* START *

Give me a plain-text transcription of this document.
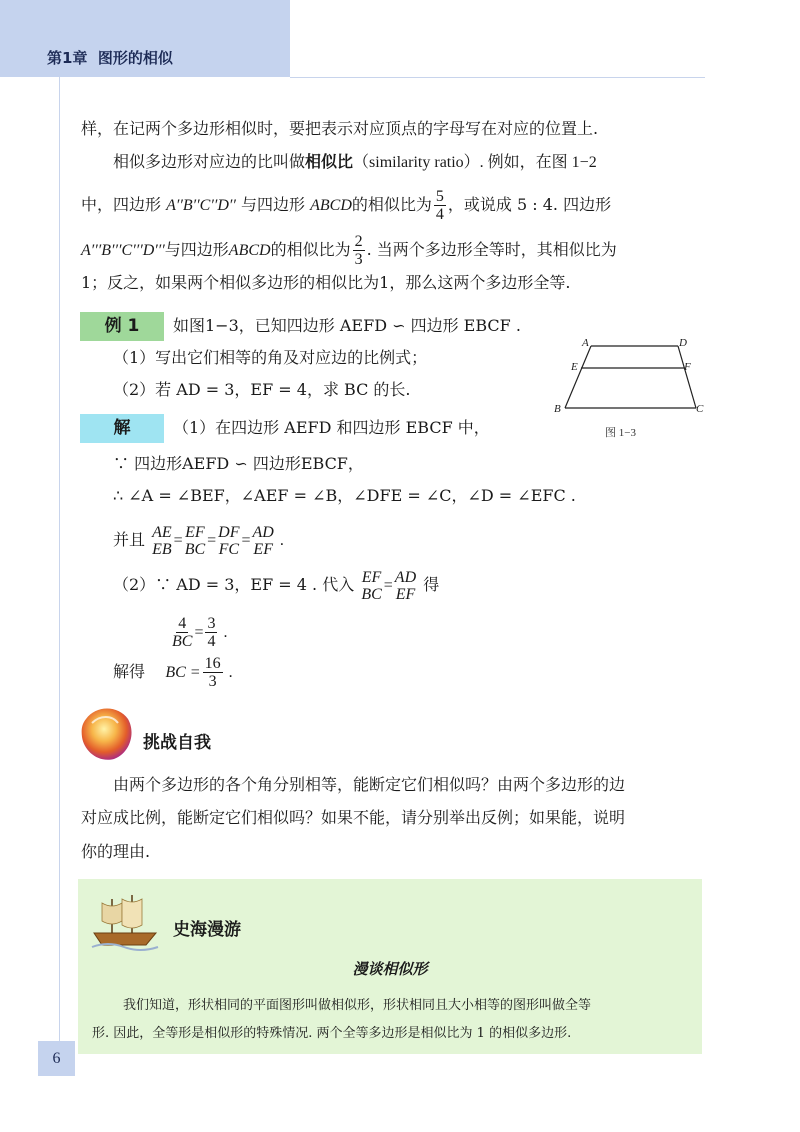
第1章 图形的相似
样，在记两个多边形相似时，要把表示对应顶点的字母写在对应的位置上.
相似多边形对应边的比叫做相似比（similarity ratio）. 例如，在图 1−2
中，四边形 A′′B′′C′′D′′ 与四边形 ABCD的相似比为 $\frac{5}{4}$ ，或说成 5 : 4. 四边形
A′′′B′′′C′′′D′′′与四边形ABCD的相似比为 $\frac{2}{3}$ . 当两个多边形全等时，其相似比为
1；反之，如果两个相似多边形的相似比为1，那么这两个多边形全等.
例 1	如图1−3，已知四边形 AEFD ∽ 四边形 EBCF .
（1）写出它们相等的角及对应边的比例式；
（2）若 AD = 3，EF = 4，求 BC 的长.
A	D
E	F
B	C
图 1−3
解	（1）在四边形 AEFD 和四边形 EBCF 中，
∵ 四边形AEFD ∽ 四边形EBCF，
∴ ∠A = ∠BEF，∠AEF = ∠B，∠DFE = ∠C，∠D = ∠EFC .
并且 AE
EB = EF
BC = DF
FC = AD
EF .
（2）∵ AD = 3，EF = 4 . 代入 EF
BC = AD
EF 得
$\frac{4}{BC} = \frac{3}{4}$ .
解得 BC = $\frac{16}{3}$ .
挑战自我
由两个多边形的各个角分别相等，能断定它们相似吗？由两个多边形的边
对应成比例，能断定它们相似吗？如果不能，请分别举出反例；如果能，说明
你的理由.
史海漫游
漫谈相似形
我们知道，形状相同的平面图形叫做相似形，形状相同且大小相等的图形叫做全等
形. 因此，全等形是相似形的特殊情况. 两个全等多边形是相似比为 1 的相似多边形.
6
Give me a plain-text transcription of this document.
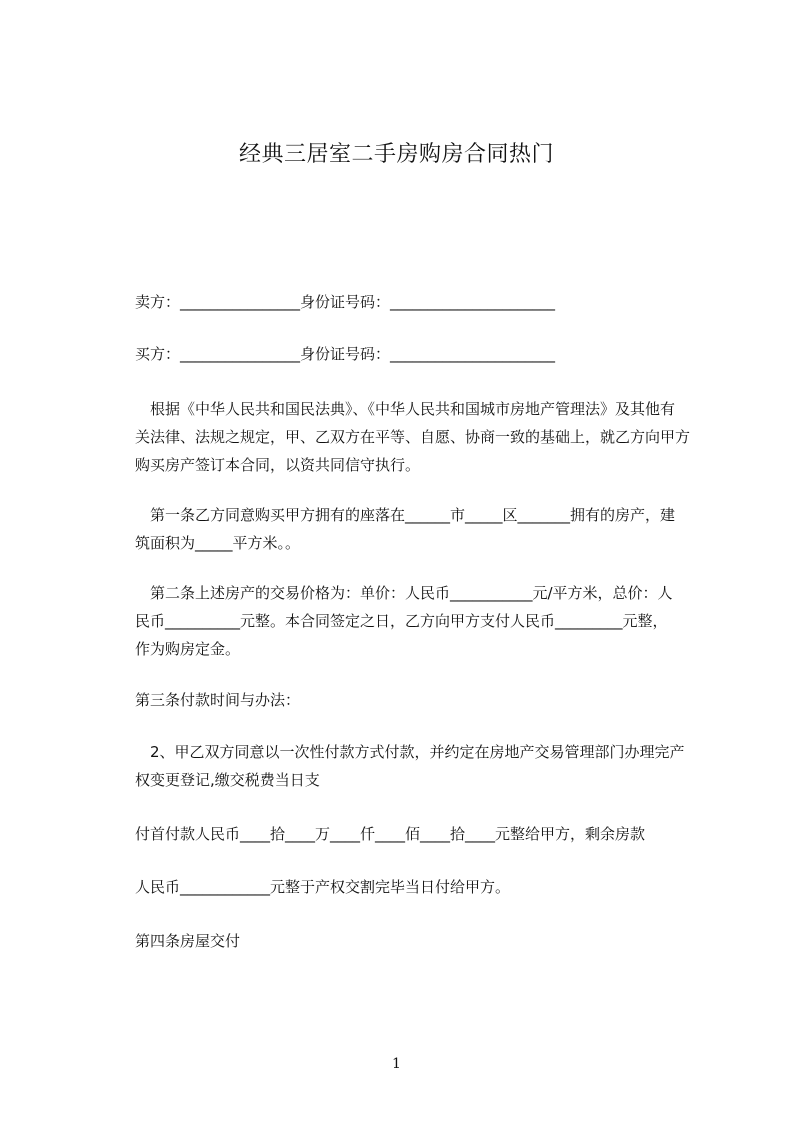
经典三居室二手房购房合同热门
卖方：________________身份证号码：______________________
买方：________________身份证号码：______________________
　根据《中华人民共和国民法典》、《中华人民共和国城市房地产管理法》及其他有
关法律、法规之规定，甲、乙双方在平等、自愿、协商一致的基础上，就乙方向甲方
购买房产签订本合同，以资共同信守执行。
　第一条乙方同意购买甲方拥有的座落在______市_____区_______拥有的房产，建
筑面积为_____平方米。。
　第二条上述房产的交易价格为：单价：人民币___________元/平方米，总价：人
民币__________元整。本合同签定之日，乙方向甲方支付人民币_________元整，
作为购房定金。
第三条付款时间与办法：
　2、甲乙双方同意以一次性付款方式付款，并约定在房地产交易管理部门办理完产
权变更登记,缴交税费当日支
付首付款人民币____拾____万____仟____佰____拾____元整给甲方，剩余房款
人民币____________元整于产权交割完毕当日付给甲方。
第四条房屋交付
1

* END *

PROBLEM
Reproduce the data above in full, exactly as it is, with the pictures left out.

RESPONSE TO THIS EXERCISE
Give me a plain-text transcription of this document.
第1章 图形的相似
样，在记两个多边形相似时，要把表示对应顶点的字母写在对应的位置上.
相似多边形对应边的比叫做相似比（similarity ratio）. 例如，在图 1−2
中，四边形 A′′B′′C′′D′′ 与四边形 ABCD的相似比为 $\frac{5}{4}$ ，或说成 5 : 4. 四边形
A′′′B′′′C′′′D′′′与四边形ABCD的相似比为 $\frac{2}{3}$ . 当两个多边形全等时，其相似比为
1；反之，如果两个相似多边形的相似比为1，那么这两个多边形全等.
例 1	如图1−3，已知四边形 AEFD ∽ 四边形 EBCF .
（1）写出它们相等的角及对应边的比例式；
（2）若 AD = 3，EF = 4，求 BC 的长.
A	D
E	F
B	C
图 1−3
解	（1）在四边形 AEFD 和四边形 EBCF 中，
∵ 四边形AEFD ∽ 四边形EBCF，
∴ ∠A = ∠BEF，∠AEF = ∠B，∠DFE = ∠C，∠D = ∠EFC .
并且 AE
EB = EF
BC = DF
FC = AD
EF .
（2）∵ AD = 3，EF = 4 . 代入 EF
BC = AD
EF 得
$\frac{4}{BC} = \frac{3}{4}$ .
解得 BC = $\frac{16}{3}$ .
挑战自我
由两个多边形的各个角分别相等，能断定它们相似吗？由两个多边形的边
对应成比例，能断定它们相似吗？如果不能，请分别举出反例；如果能，说明
你的理由.
史海漫游
漫谈相似形
我们知道，形状相同的平面图形叫做相似形，形状相同且大小相等的图形叫做全等
形. 因此，全等形是相似形的特殊情况. 两个全等多边形是相似比为 1 的相似多边形.
6
Give me a plain-text transcription of this document.
经典三居室二手房购房合同热门
卖方：________________身份证号码：______________________
买方：________________身份证号码：______________________
　根据《中华人民共和国民法典》、《中华人民共和国城市房地产管理法》及其他有
关法律、法规之规定，甲、乙双方在平等、自愿、协商一致的基础上，就乙方向甲方
购买房产签订本合同，以资共同信守执行。
　第一条乙方同意购买甲方拥有的座落在______市_____区_______拥有的房产，建
筑面积为_____平方米。。
　第二条上述房产的交易价格为：单价：人民币___________元/平方米，总价：人
民币__________元整。本合同签定之日，乙方向甲方支付人民币_________元整，
作为购房定金。
第三条付款时间与办法：
　2、甲乙双方同意以一次性付款方式付款，并约定在房地产交易管理部门办理完产
权变更登记,缴交税费当日支
付首付款人民币____拾____万____仟____佰____拾____元整给甲方，剩余房款
人民币____________元整于产权交割完毕当日付给甲方。
第四条房屋交付
1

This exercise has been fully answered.